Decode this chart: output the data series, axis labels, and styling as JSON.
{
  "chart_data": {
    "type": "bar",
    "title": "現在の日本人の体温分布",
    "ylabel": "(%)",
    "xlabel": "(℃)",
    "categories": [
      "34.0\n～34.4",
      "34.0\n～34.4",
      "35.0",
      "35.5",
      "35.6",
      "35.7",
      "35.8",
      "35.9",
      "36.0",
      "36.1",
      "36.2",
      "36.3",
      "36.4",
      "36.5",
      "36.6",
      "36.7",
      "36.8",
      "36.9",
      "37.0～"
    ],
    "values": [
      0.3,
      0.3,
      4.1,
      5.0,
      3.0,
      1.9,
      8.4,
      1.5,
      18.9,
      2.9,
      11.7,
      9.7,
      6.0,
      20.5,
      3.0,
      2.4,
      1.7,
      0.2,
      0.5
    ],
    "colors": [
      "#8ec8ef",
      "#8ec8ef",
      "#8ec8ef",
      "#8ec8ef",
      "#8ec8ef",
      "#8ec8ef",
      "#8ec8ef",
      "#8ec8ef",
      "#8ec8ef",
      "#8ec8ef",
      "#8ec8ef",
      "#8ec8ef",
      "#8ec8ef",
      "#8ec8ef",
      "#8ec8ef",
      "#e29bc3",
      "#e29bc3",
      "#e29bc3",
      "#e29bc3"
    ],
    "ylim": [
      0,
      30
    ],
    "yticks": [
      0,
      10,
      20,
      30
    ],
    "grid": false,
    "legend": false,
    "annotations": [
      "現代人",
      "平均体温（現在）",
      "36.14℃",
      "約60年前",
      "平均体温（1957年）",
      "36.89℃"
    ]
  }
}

PROBLEM REQUIREMENTS: The records above should be repeated in full, exactly as given.

FULL RESPONSE:
Decode this chart: output the data series, axis labels, and styling as JSON.
{
  "chart_data": {
    "type": "bar",
    "title": "現在の日本人の体温分布",
    "ylabel": "(%)",
    "xlabel": "(℃)",
    "categories": [
      "34.0\n～34.4",
      "34.0\n～34.4",
      "35.0",
      "35.5",
      "35.6",
      "35.7",
      "35.8",
      "35.9",
      "36.0",
      "36.1",
      "36.2",
      "36.3",
      "36.4",
      "36.5",
      "36.6",
      "36.7",
      "36.8",
      "36.9",
      "37.0～"
    ],
    "values": [
      0.3,
      0.3,
      4.1,
      5.0,
      3.0,
      1.9,
      8.4,
      1.5,
      18.9,
      2.9,
      11.7,
      9.7,
      6.0,
      20.5,
      3.0,
      2.4,
      1.7,
      0.2,
      0.5
    ],
    "colors": [
      "#8ec8ef",
      "#8ec8ef",
      "#8ec8ef",
      "#8ec8ef",
      "#8ec8ef",
      "#8ec8ef",
      "#8ec8ef",
      "#8ec8ef",
      "#8ec8ef",
      "#8ec8ef",
      "#8ec8ef",
      "#8ec8ef",
      "#8ec8ef",
      "#8ec8ef",
      "#8ec8ef",
      "#e29bc3",
      "#e29bc3",
      "#e29bc3",
      "#e29bc3"
    ],
    "ylim": [
      0,
      30
    ],
    "yticks": [
      0,
      10,
      20,
      30
    ],
    "grid": false,
    "legend": false,
    "annotations": [
      "現代人",
      "平均体温（現在）",
      "36.14℃",
      "約60年前",
      "平均体温（1957年）",
      "36.89℃"
    ]
  }
}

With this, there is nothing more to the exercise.